### Input ###

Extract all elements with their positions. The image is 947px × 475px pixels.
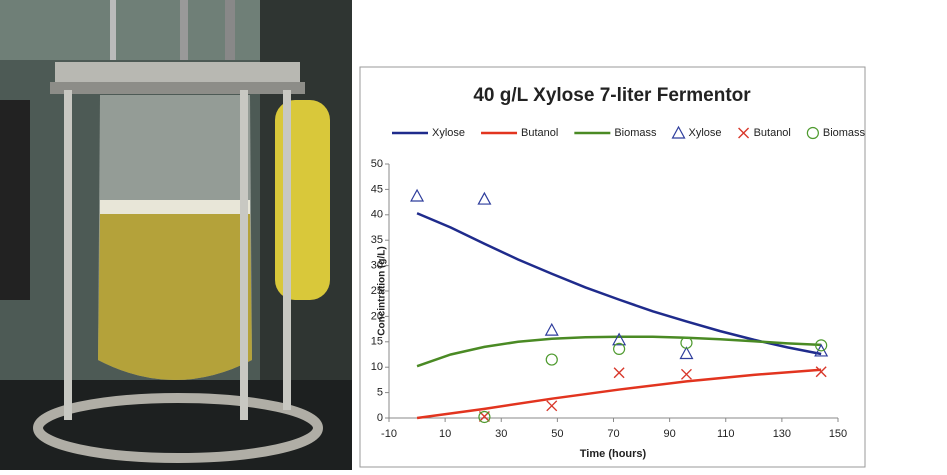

###
### Input ###

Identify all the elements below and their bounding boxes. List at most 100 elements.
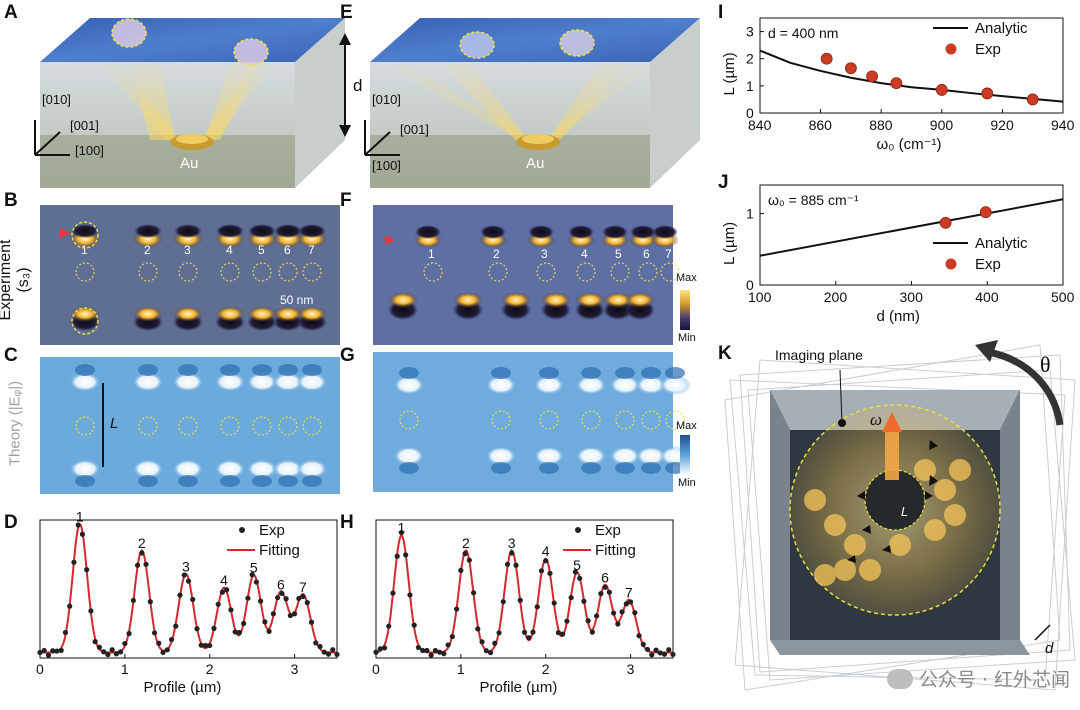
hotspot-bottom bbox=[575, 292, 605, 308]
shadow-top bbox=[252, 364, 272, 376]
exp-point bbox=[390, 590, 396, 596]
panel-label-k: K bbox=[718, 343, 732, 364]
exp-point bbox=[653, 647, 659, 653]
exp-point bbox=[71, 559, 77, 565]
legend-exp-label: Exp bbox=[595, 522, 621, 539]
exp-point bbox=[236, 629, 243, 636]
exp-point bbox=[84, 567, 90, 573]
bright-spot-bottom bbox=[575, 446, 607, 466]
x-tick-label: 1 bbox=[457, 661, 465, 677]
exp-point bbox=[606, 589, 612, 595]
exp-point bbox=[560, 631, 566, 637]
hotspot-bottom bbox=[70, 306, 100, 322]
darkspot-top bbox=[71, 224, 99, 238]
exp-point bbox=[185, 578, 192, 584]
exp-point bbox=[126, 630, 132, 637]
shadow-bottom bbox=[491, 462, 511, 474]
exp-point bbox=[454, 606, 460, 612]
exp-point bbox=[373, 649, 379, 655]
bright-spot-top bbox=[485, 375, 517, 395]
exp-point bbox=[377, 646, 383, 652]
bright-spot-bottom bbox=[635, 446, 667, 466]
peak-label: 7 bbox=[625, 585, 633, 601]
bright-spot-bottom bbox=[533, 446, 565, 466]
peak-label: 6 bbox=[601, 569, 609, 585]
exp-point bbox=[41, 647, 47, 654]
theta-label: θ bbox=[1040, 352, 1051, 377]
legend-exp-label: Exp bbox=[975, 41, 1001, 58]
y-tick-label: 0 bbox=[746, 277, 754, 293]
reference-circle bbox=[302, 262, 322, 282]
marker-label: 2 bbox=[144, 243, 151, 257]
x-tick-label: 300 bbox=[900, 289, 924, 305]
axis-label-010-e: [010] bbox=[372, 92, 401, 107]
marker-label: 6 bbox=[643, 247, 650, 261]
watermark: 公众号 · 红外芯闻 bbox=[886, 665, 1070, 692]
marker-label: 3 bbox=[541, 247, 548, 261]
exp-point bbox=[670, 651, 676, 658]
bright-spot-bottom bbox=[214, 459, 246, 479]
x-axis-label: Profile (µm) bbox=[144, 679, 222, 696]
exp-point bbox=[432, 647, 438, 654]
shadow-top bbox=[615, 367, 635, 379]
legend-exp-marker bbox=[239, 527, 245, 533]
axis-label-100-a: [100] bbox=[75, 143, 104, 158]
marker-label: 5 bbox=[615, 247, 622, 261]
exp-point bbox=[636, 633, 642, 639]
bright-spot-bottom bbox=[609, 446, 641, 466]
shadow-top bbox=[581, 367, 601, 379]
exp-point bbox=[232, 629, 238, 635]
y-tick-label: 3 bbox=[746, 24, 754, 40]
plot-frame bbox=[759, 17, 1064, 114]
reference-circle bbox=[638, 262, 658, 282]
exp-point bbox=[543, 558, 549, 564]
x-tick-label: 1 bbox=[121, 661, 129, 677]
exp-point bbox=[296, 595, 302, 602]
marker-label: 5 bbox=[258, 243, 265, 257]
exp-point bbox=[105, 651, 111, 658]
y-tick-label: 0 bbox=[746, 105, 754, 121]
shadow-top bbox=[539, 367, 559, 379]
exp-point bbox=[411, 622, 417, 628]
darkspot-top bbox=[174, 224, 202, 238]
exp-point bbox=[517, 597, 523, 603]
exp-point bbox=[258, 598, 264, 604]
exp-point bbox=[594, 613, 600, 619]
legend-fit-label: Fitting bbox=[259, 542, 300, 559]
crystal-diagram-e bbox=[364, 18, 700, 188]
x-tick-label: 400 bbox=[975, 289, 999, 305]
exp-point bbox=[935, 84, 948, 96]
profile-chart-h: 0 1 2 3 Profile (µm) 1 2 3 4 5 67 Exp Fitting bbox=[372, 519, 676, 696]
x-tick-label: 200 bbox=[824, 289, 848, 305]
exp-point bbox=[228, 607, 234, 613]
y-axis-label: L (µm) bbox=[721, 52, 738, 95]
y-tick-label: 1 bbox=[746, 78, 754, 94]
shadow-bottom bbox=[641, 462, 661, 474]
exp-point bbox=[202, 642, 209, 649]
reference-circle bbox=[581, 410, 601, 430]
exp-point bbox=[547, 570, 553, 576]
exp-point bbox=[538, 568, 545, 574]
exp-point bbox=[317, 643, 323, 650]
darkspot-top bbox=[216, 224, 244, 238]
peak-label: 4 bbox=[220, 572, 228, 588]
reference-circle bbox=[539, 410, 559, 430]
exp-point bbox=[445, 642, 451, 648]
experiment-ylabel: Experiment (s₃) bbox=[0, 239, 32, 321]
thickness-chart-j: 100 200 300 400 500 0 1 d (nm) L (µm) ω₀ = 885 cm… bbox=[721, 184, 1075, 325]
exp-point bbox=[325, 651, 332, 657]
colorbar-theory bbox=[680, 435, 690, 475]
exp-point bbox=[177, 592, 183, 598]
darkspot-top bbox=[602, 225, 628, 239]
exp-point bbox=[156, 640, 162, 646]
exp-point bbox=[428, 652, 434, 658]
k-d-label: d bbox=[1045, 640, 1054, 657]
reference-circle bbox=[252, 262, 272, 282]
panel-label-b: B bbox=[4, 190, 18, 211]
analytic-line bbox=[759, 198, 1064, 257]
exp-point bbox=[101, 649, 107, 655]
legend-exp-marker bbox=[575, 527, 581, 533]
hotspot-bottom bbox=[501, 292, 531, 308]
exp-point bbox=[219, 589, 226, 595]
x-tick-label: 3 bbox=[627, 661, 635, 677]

###

Lay out the items starting at the line that contains "Identify all the" and ending at the line that contains "exp-point bbox=[670, 651, 676, 658]" as a two-column CSV with the columns text and answer, one row per item. Put each field in quotes, turn line breaks into spaces, and leave out the pictures.

Solution to this problem:
text,answer
"Identify all the elements below and their bounding boxes. List at most 100 elements.","hotspot-bottom bbox=[575, 292, 605, 308] shadow-top bbox=[252, 364, 272, 376] exp-point bbox=[390, 590, 396, 596] panel-label-k: K bbox=[718, 343, 732, 364] exp-point bbox=[653, 647, 659, 653] exp-point bbox=[71, 559, 77, 565] legend-exp-label: Exp bbox=[595, 522, 621, 539] exp-point bbox=[236, 629, 243, 636] exp-point bbox=[84, 567, 90, 573] bright-spot-bottom bbox=[575, 446, 607, 466] x-tick-label: 1 bbox=[457, 661, 465, 677] exp-point bbox=[606, 589, 612, 595] exp-point bbox=[560, 631, 566, 637] hotspot-bottom bbox=[70, 306, 100, 322] darkspot-top bbox=[71, 224, 99, 238] exp-point bbox=[185, 578, 192, 584] exp-point bbox=[126, 630, 132, 637] shadow-bottom bbox=[491, 462, 511, 474] exp-point bbox=[454, 606, 460, 612] exp-point bbox=[373, 649, 379, 655] bright-spot-top bbox=[485, 375, 517, 395] exp-point bbox=[377, 646, 383, 652] bright-spot-bottom bbox=[635, 446, 667, 466] peak-label: 7 bbox=[625, 585, 633, 601] bright-spot-bottom bbox=[533, 446, 565, 466] peak-label: 6 bbox=[601, 569, 609, 585] exp-point bbox=[41, 647, 47, 654] theta-label: θ bbox=[1040, 352, 1051, 377] legend-exp-label: Exp bbox=[975, 41, 1001, 58] y-tick-label: 0 bbox=[746, 277, 754, 293] reference-circle bbox=[302, 262, 322, 282] marker-label: 2 bbox=[144, 243, 151, 257] x-tick-label: 300 bbox=[900, 289, 924, 305] axis-label-010-e: [010] bbox=[372, 92, 401, 107] marker-label: 6 bbox=[643, 247, 650, 261] watermark: 公众号 · 红外芯闻 bbox=[886, 665, 1070, 692] marker-label: 3 bbox=[541, 247, 548, 261] exp-point bbox=[670, 651, 676, 658]"